*DIRECTIVE*
From the line containing "Convert this document image to plain text." through the last line of the material, copy every line exactly, both ends inclusive; do not copy pictures.

*MATERIAL FOR THE TASK*

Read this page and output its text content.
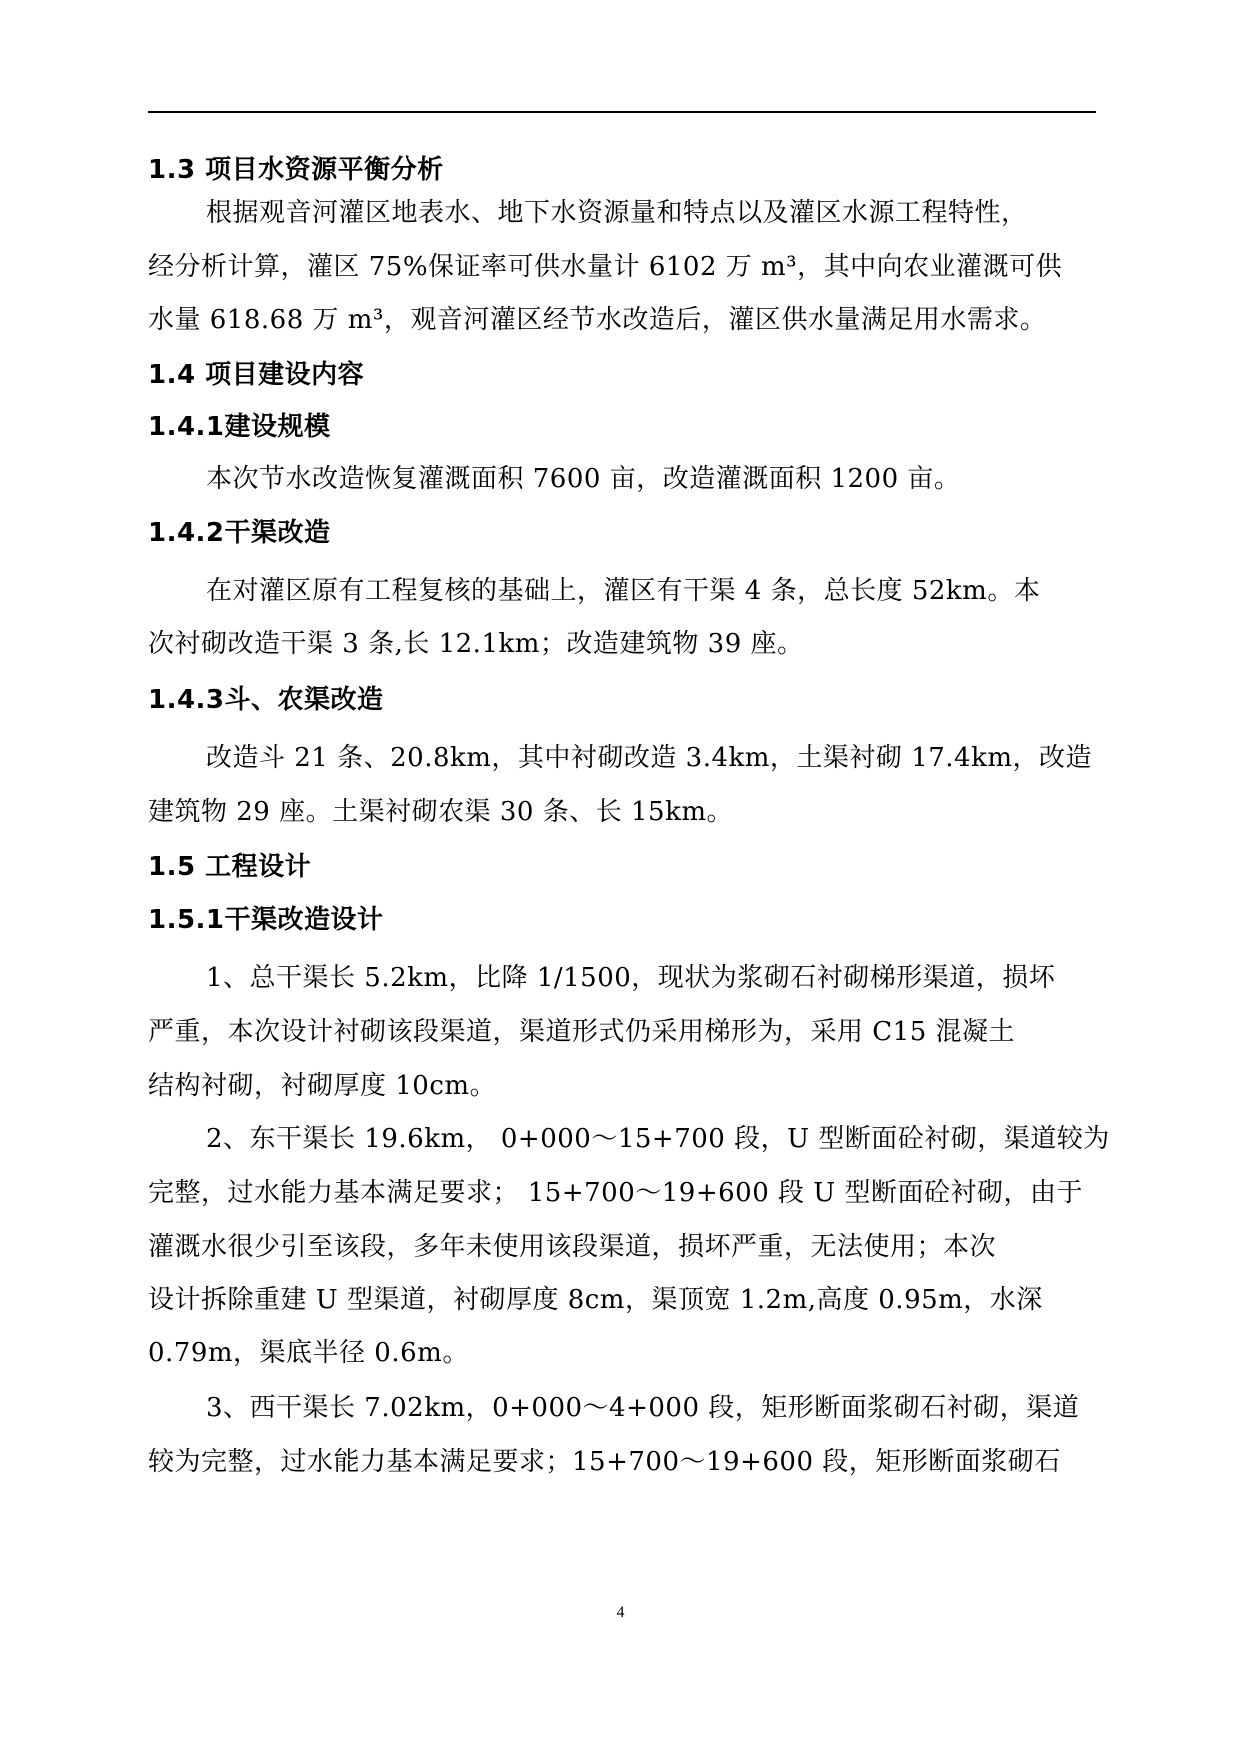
1.3 项目水资源平衡分析
根据观音河灌区地表水、地下水资源量和特点以及灌区水源工程特性，
经分析计算，灌区 75%保证率可供水量计 6102 万 m³，其中向农业灌溉可供
水量 618.68 万 m³，观音河灌区经节水改造后，灌区供水量满足用水需求。
1.4 项目建设内容
1.4.1建设规模
本次节水改造恢复灌溉面积 7600 亩，改造灌溉面积 1200 亩。
1.4.2干渠改造
在对灌区原有工程复核的基础上，灌区有干渠 4 条，总长度 52km。本
次衬砌改造干渠 3 条,长 12.1km；改造建筑物 39 座。
1.4.3斗、农渠改造
改造斗 21 条、20.8km，其中衬砌改造 3.4km，土渠衬砌 17.4km，改造
建筑物 29 座。土渠衬砌农渠 30 条、长 15km。
1.5 工程设计
1.5.1干渠改造设计
1、总干渠长 5.2km，比降 1/1500，现状为浆砌石衬砌梯形渠道，损坏
严重，本次设计衬砌该段渠道，渠道形式仍采用梯形为，采用 C15 混凝土
结构衬砌，衬砌厚度 10cm。
2、东干渠长 19.6km， 0+000～15+700 段，U 型断面砼衬砌，渠道较为
完整，过水能力基本满足要求； 15+700～19+600 段 U 型断面砼衬砌，由于
灌溉水很少引至该段，多年未使用该段渠道，损坏严重，无法使用；本次
设计拆除重建 U 型渠道，衬砌厚度 8cm，渠顶宽 1.2m,高度 0.95m，水深
0.79m，渠底半径 0.6m。
3、西干渠长 7.02km，0+000～4+000 段，矩形断面浆砌石衬砌，渠道
较为完整，过水能力基本满足要求；15+700～19+600 段，矩形断面浆砌石
4
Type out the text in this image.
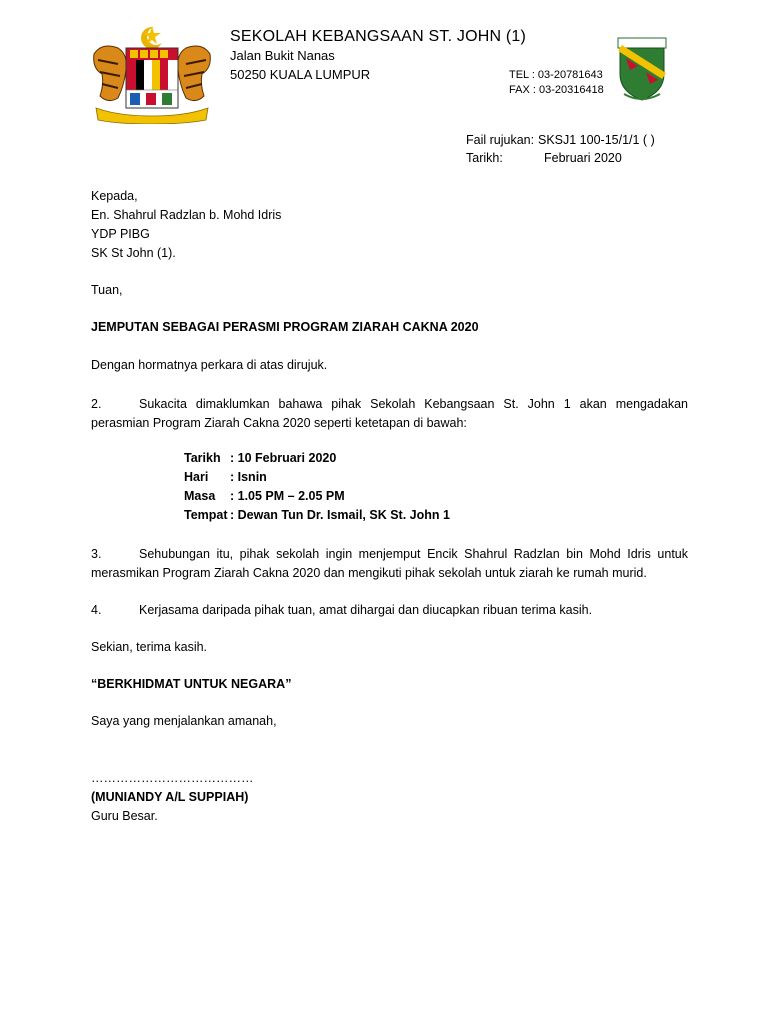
SEKOLAH KEBANGSAAN ST. JOHN (1)
Jalan Bukit Nanas
50250 KUALA LUMPUR	TEL : 03-20781643
FAX : 03-20316418
Fail rujukan: SKSJ1 100-15/1/1 ( )
Tarikh:	Februari 2020
Kepada,
En. Shahrul Radzlan b. Mohd Idris
YDP PIBG
SK St John (1).
Tuan,
JEMPUTAN SEBAGAI PERASMI PROGRAM ZIARAH CAKNA 2020
Dengan hormatnya perkara di atas dirujuk.
2.	Sukacita dimaklumkan bahawa pihak Sekolah Kebangsaan St. John 1 akan mengadakan perasmian Program Ziarah Cakna 2020 seperti ketetapan di bawah:
Tarikh : 10 Februari 2020
Hari : Isnin
Masa : 1.05 PM – 2.05 PM
Tempat : Dewan Tun Dr. Ismail, SK St. John 1
3.	Sehubungan itu, pihak sekolah ingin menjemput Encik Shahrul Radzlan bin Mohd Idris untuk merasmikan Program Ziarah Cakna 2020 dan mengikuti pihak sekolah untuk ziarah ke rumah murid.
4.	Kerjasama daripada pihak tuan, amat dihargai dan diucapkan ribuan terima kasih.
Sekian, terima kasih.
“BERKHIDMAT UNTUK NEGARA”
Saya yang menjalankan amanah,
…………………………………
(MUNIANDY A/L SUPPIAH)
Guru Besar.
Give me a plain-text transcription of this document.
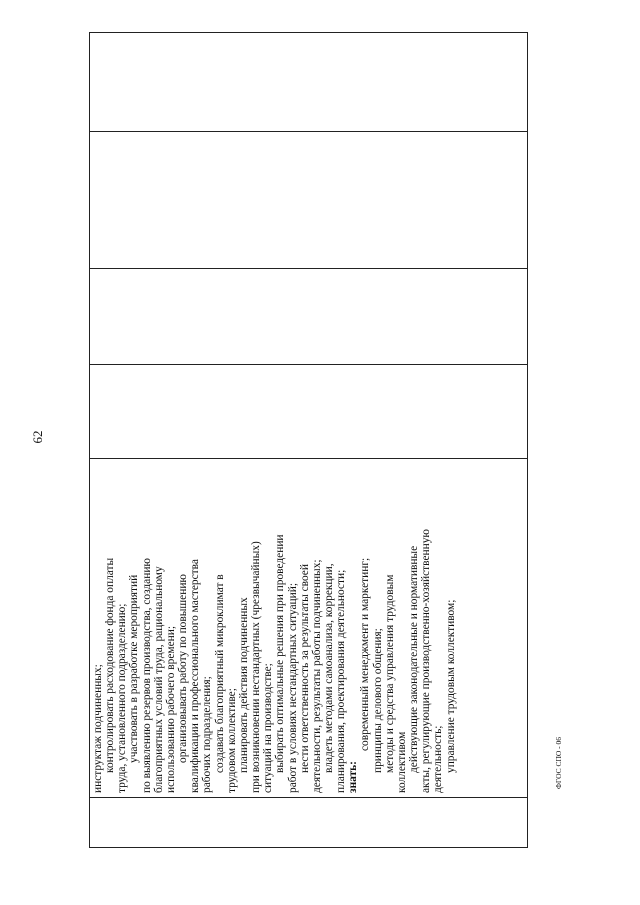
62
инструктаж подчиненных; контролировать расходование фонда оплаты труда, установленного подразделению; участвовать в разработке мероприятий по выявлению резервов производства, созданию благоприятных условий труда, рациональному использованию рабочего времени; организовывать работу по повышению квалификации и профессионального мастерства рабочих подразделения; создавать благоприятный микроклимат в трудовом коллективе; планировать действия подчиненных при возникновении нестандартных (чрезвычайных) ситуаций на производстве; выбирать оптимальные решения при проведении работ в условиях нестандартных ситуаций; нести ответственность за результаты своей деятельности, результаты работы подчиненных; владеть методами самоанализа, коррекции, планирования, проектирования деятельности; знать:
современный менеджмент и маркетинг; принципы делового общения; методы и средства управления трудовым коллективом действующие законодательные и нормативные акты, регулирующие производственно-хозяйственную деятельность; управление трудовым коллективом;	ФГОС СПО - 06
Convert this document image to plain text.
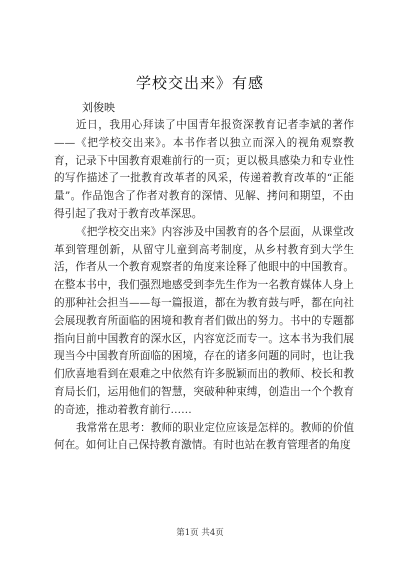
学校交出来》有感
刘俊映

近日，我用心拜读了中国青年报资深教育记者李斌的著作——《把学校交出来》。本书作者以独立而深入的视角观察教育，记录下中国教育艰难前行的一页；更以极具感染力和专业性的写作描述了一批教育改革者的风采，传递着教育改革的“正能量”。作品饱含了作者对教育的深情、见解、拷问和期望，不由得引起了我对于教育改革深思。

《把学校交出来》内容涉及中国教育的各个层面，从课堂改革到管理创新，从留守儿童到高考制度，从乡村教育到大学生活，作者从一个教育观察者的角度来诠释了他眼中的中国教育。在整本书中，我们强烈地感受到李先生作为一名教育媒体人身上的那种社会担当——每一篇报道，都在为教育鼓与呼，都在向社会展现教育所面临的困境和教育者们做出的努力。书中的专题都指向目前中国教育的深水区，内容宽泛而专一。这本书为我们展现当今中国教育所面临的困境，存在的诸多问题的同时，也让我们欣喜地看到在艰难之中依然有许多脱颖而出的教师、校长和教育局长们，运用他们的智慧，突破种种束缚，创造出一个个教育的奇迹，推动着教育前行……

我常常在思考：教师的职业定位应该是怎样的。教师的价值何在。如何让自己保持教育激情。有时也站在教育管理者的角度

第1页 共4页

*RIGHT ANSWER*
Convert this document image to plain text.
学校交出来》有感
刘俊映

近日，我用心拜读了中国青年报资深教育记者李斌的著作——《把学校交出来》。本书作者以独立而深入的视角观察教育，记录下中国教育艰难前行的一页；更以极具感染力和专业性的写作描述了一批教育改革者的风采，传递着教育改革的“正能量”。作品饱含了作者对教育的深情、见解、拷问和期望，不由得引起了我对于教育改革深思。

《把学校交出来》内容涉及中国教育的各个层面，从课堂改革到管理创新，从留守儿童到高考制度，从乡村教育到大学生活，作者从一个教育观察者的角度来诠释了他眼中的中国教育。在整本书中，我们强烈地感受到李先生作为一名教育媒体人身上的那种社会担当——每一篇报道，都在为教育鼓与呼，都在向社会展现教育所面临的困境和教育者们做出的努力。书中的专题都指向目前中国教育的深水区，内容宽泛而专一。这本书为我们展现当今中国教育所面临的困境，存在的诸多问题的同时，也让我们欣喜地看到在艰难之中依然有许多脱颖而出的教师、校长和教育局长们，运用他们的智慧，突破种种束缚，创造出一个个教育的奇迹，推动着教育前行……

我常常在思考：教师的职业定位应该是怎样的。教师的价值何在。如何让自己保持教育激情。有时也站在教育管理者的角度

第1页 共4页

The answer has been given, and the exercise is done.